**Short problem:** Return every line of the records below unchanged and in the same order.

**Data shown:**
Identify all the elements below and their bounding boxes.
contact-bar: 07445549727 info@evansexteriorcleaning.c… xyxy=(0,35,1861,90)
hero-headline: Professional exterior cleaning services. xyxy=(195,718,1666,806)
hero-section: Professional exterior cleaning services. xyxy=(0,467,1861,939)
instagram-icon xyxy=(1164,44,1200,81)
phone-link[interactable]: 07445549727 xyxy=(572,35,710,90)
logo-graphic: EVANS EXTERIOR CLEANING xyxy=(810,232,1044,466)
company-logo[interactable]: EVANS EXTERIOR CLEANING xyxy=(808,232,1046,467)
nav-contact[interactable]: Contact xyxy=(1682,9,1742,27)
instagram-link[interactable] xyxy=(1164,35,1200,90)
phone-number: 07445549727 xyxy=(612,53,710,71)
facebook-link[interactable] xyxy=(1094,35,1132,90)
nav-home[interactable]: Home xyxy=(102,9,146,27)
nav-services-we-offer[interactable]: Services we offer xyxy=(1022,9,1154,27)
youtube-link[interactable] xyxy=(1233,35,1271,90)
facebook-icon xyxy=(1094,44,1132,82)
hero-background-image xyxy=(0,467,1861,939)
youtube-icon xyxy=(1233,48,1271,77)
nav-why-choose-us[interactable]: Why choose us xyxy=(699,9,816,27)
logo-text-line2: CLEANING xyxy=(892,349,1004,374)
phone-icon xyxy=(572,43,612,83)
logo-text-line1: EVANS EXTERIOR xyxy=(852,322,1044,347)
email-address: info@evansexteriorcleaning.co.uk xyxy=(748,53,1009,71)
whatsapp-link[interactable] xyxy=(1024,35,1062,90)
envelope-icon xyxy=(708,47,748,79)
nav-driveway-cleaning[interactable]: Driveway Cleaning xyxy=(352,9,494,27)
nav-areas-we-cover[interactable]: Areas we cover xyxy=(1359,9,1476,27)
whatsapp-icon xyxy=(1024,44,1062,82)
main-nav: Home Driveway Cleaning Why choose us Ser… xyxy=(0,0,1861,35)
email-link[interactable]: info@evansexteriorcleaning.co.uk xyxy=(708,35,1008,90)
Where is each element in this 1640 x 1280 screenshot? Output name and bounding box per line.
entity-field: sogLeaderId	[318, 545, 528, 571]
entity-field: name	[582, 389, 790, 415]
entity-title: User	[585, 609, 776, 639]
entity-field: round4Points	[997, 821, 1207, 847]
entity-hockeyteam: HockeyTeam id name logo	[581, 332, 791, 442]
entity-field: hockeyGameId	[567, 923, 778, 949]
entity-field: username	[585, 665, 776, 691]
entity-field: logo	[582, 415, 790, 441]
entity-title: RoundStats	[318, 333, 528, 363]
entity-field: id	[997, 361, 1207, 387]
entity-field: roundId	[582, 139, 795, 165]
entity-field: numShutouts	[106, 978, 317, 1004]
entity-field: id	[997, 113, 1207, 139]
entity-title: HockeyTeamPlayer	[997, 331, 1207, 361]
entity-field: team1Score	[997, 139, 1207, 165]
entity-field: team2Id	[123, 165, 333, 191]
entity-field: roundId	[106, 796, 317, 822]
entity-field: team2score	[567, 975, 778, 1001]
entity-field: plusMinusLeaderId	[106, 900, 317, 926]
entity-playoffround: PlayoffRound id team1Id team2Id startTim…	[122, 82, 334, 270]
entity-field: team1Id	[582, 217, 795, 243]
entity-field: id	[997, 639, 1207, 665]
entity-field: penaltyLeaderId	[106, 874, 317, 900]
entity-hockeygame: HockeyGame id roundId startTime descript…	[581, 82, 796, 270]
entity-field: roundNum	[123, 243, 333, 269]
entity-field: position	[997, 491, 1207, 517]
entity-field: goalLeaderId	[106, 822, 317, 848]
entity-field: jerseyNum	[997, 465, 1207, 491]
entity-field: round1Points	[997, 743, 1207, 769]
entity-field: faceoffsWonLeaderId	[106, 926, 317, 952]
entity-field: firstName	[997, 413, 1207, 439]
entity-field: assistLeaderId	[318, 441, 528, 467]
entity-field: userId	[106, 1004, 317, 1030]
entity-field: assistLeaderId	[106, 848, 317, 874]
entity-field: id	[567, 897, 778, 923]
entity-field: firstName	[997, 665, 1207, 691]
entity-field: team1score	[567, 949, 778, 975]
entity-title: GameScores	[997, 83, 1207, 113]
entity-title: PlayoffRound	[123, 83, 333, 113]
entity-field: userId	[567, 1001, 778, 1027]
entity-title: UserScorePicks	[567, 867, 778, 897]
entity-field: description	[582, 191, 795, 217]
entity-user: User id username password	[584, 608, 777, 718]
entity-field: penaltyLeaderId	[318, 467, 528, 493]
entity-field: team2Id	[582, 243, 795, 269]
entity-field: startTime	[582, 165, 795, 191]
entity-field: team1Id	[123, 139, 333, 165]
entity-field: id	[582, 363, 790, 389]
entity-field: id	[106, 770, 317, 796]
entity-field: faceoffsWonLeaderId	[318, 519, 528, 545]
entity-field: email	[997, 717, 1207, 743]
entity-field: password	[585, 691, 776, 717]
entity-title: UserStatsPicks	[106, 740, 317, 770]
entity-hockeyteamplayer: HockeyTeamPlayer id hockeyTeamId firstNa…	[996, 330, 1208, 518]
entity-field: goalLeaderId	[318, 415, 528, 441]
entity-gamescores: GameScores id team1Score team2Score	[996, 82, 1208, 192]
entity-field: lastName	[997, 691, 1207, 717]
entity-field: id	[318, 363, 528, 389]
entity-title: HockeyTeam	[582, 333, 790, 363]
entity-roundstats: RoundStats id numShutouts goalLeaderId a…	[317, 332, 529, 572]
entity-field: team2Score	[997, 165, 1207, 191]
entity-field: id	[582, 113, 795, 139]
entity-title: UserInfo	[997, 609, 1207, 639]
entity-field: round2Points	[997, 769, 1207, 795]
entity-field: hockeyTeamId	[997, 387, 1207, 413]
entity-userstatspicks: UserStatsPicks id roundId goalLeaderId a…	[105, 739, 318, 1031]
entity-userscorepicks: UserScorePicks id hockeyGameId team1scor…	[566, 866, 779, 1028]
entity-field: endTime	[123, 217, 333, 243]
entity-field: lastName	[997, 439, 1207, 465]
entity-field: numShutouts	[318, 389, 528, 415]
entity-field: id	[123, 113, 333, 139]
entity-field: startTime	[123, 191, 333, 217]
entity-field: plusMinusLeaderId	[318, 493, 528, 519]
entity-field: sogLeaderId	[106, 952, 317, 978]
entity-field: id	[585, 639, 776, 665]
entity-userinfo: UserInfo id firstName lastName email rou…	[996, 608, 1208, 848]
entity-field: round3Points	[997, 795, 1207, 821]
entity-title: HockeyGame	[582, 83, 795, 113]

**The reply:**
Identify all the elements below and their bounding boxes.
contact-bar: 07445549727 info@evansexteriorcleaning.c… xyxy=(0,35,1861,90)
hero-headline: Professional exterior cleaning services. xyxy=(195,718,1666,806)
hero-section: Professional exterior cleaning services. xyxy=(0,467,1861,939)
instagram-icon xyxy=(1164,44,1200,81)
phone-link[interactable]: 07445549727 xyxy=(572,35,710,90)
logo-graphic: EVANS EXTERIOR CLEANING xyxy=(810,232,1044,466)
company-logo[interactable]: EVANS EXTERIOR CLEANING xyxy=(808,232,1046,467)
nav-contact[interactable]: Contact xyxy=(1682,9,1742,27)
instagram-link[interactable] xyxy=(1164,35,1200,90)
phone-number: 07445549727 xyxy=(612,53,710,71)
facebook-link[interactable] xyxy=(1094,35,1132,90)
nav-home[interactable]: Home xyxy=(102,9,146,27)
nav-services-we-offer[interactable]: Services we offer xyxy=(1022,9,1154,27)
youtube-link[interactable] xyxy=(1233,35,1271,90)
facebook-icon xyxy=(1094,44,1132,82)
hero-background-image xyxy=(0,467,1861,939)
youtube-icon xyxy=(1233,48,1271,77)
nav-why-choose-us[interactable]: Why choose us xyxy=(699,9,816,27)
logo-text-line2: CLEANING xyxy=(892,349,1004,374)
phone-icon xyxy=(572,43,612,83)
logo-text-line1: EVANS EXTERIOR xyxy=(852,322,1044,347)
email-address: info@evansexteriorcleaning.co.uk xyxy=(748,53,1009,71)
whatsapp-link[interactable] xyxy=(1024,35,1062,90)
envelope-icon xyxy=(708,47,748,79)
nav-driveway-cleaning[interactable]: Driveway Cleaning xyxy=(352,9,494,27)
nav-areas-we-cover[interactable]: Areas we cover xyxy=(1359,9,1476,27)
whatsapp-icon xyxy=(1024,44,1062,82)
main-nav: Home Driveway Cleaning Why choose us Ser… xyxy=(0,0,1861,35)
email-link[interactable]: info@evansexteriorcleaning.co.uk xyxy=(708,35,1008,90)
Where is each element in this 1640 x 1280 screenshot? Output name and bounding box per line.
entity-field: sogLeaderId	[318, 545, 528, 571]
entity-field: name	[582, 389, 790, 415]
entity-title: User	[585, 609, 776, 639]
entity-field: round4Points	[997, 821, 1207, 847]
entity-hockeyteam: HockeyTeam id name logo	[581, 332, 791, 442]
entity-field: hockeyGameId	[567, 923, 778, 949]
entity-field: username	[585, 665, 776, 691]
entity-field: logo	[582, 415, 790, 441]
entity-title: RoundStats	[318, 333, 528, 363]
entity-field: id	[997, 361, 1207, 387]
entity-field: roundId	[582, 139, 795, 165]
entity-field: numShutouts	[106, 978, 317, 1004]
entity-field: id	[997, 113, 1207, 139]
entity-title: HockeyTeamPlayer	[997, 331, 1207, 361]
entity-field: team1Score	[997, 139, 1207, 165]
entity-field: team2Id	[123, 165, 333, 191]
entity-field: roundId	[106, 796, 317, 822]
entity-field: team2score	[567, 975, 778, 1001]
entity-field: plusMinusLeaderId	[106, 900, 317, 926]
entity-playoffround: PlayoffRound id team1Id team2Id startTim…	[122, 82, 334, 270]
entity-field: team1Id	[582, 217, 795, 243]
entity-field: id	[997, 639, 1207, 665]
entity-field: penaltyLeaderId	[106, 874, 317, 900]
entity-hockeygame: HockeyGame id roundId startTime descript…	[581, 82, 796, 270]
entity-field: roundNum	[123, 243, 333, 269]
entity-field: position	[997, 491, 1207, 517]
entity-field: goalLeaderId	[106, 822, 317, 848]
entity-field: jerseyNum	[997, 465, 1207, 491]
entity-field: round1Points	[997, 743, 1207, 769]
entity-field: faceoffsWonLeaderId	[106, 926, 317, 952]
entity-field: firstName	[997, 413, 1207, 439]
entity-field: assistLeaderId	[318, 441, 528, 467]
entity-field: userId	[106, 1004, 317, 1030]
entity-field: assistLeaderId	[106, 848, 317, 874]
entity-field: id	[567, 897, 778, 923]
entity-field: firstName	[997, 665, 1207, 691]
entity-field: team1score	[567, 949, 778, 975]
entity-title: GameScores	[997, 83, 1207, 113]
entity-title: PlayoffRound	[123, 83, 333, 113]
entity-field: userId	[567, 1001, 778, 1027]
entity-title: UserScorePicks	[567, 867, 778, 897]
entity-field: description	[582, 191, 795, 217]
entity-user: User id username password	[584, 608, 777, 718]
entity-field: penaltyLeaderId	[318, 467, 528, 493]
entity-field: team2Id	[582, 243, 795, 269]
entity-field: startTime	[582, 165, 795, 191]
entity-field: team1Id	[123, 139, 333, 165]
entity-field: id	[582, 363, 790, 389]
entity-field: id	[106, 770, 317, 796]
entity-field: faceoffsWonLeaderId	[318, 519, 528, 545]
entity-field: email	[997, 717, 1207, 743]
entity-field: password	[585, 691, 776, 717]
entity-title: UserStatsPicks	[106, 740, 317, 770]
entity-hockeyteamplayer: HockeyTeamPlayer id hockeyTeamId firstNa…	[996, 330, 1208, 518]
entity-field: goalLeaderId	[318, 415, 528, 441]
entity-gamescores: GameScores id team1Score team2Score	[996, 82, 1208, 192]
entity-field: lastName	[997, 691, 1207, 717]
entity-field: id	[318, 363, 528, 389]
entity-title: HockeyTeam	[582, 333, 790, 363]
entity-roundstats: RoundStats id numShutouts goalLeaderId a…	[317, 332, 529, 572]
entity-field: team2Score	[997, 165, 1207, 191]
entity-field: id	[582, 113, 795, 139]
entity-title: UserInfo	[997, 609, 1207, 639]
entity-field: round2Points	[997, 769, 1207, 795]
entity-field: hockeyTeamId	[997, 387, 1207, 413]
entity-userstatspicks: UserStatsPicks id roundId goalLeaderId a…	[105, 739, 318, 1031]
entity-userscorepicks: UserScorePicks id hockeyGameId team1scor…	[566, 866, 779, 1028]
entity-field: endTime	[123, 217, 333, 243]
entity-field: lastName	[997, 439, 1207, 465]
entity-field: numShutouts	[318, 389, 528, 415]
entity-field: id	[123, 113, 333, 139]
entity-field: startTime	[123, 191, 333, 217]
entity-field: plusMinusLeaderId	[318, 493, 528, 519]
entity-field: sogLeaderId	[106, 952, 317, 978]
entity-field: id	[585, 639, 776, 665]
entity-userinfo: UserInfo id firstName lastName email rou…	[996, 608, 1208, 848]
entity-field: round3Points	[997, 795, 1207, 821]
entity-title: HockeyGame	[582, 83, 795, 113]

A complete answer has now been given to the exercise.